Stored data
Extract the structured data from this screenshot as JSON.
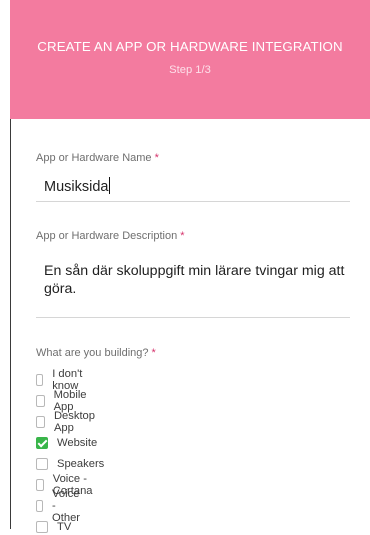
{
  "header": {
    "title": "CREATE AN APP OR HARDWARE INTEGRATION",
    "step": "Step 1/3",
    "color": "#f37b9f"
  },
  "form": {
    "name": {
      "label": "App or Hardware Name",
      "required_mark": "*",
      "value": "Musiksida"
    },
    "description": {
      "label": "App or Hardware Description",
      "required_mark": "*",
      "value": "En sån där skoluppgift min lärare tvingar mig att göra."
    },
    "building": {
      "label": "What are you building?",
      "required_mark": "*",
      "options": [
        {
          "label": "I don't know",
          "checked": false
        },
        {
          "label": "Mobile App",
          "checked": false
        },
        {
          "label": "Desktop App",
          "checked": false
        },
        {
          "label": "Website",
          "checked": true
        },
        {
          "label": "Speakers",
          "checked": false
        },
        {
          "label": "Voice - Cortana",
          "checked": false
        },
        {
          "label": "Voice - Other",
          "checked": false
        },
        {
          "label": "TV",
          "checked": false
        }
      ]
    }
  },
  "colors": {
    "checkbox_checked": "#39b54a",
    "required": "#d6336c"
  }
}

* **TASK INSTRUCTIONS**
All lines that include "Voice" are to be gathered and copied.

* **EXPECTED ANSWER**
          "label": "Voice - Cortana",
          "label": "Voice - Other",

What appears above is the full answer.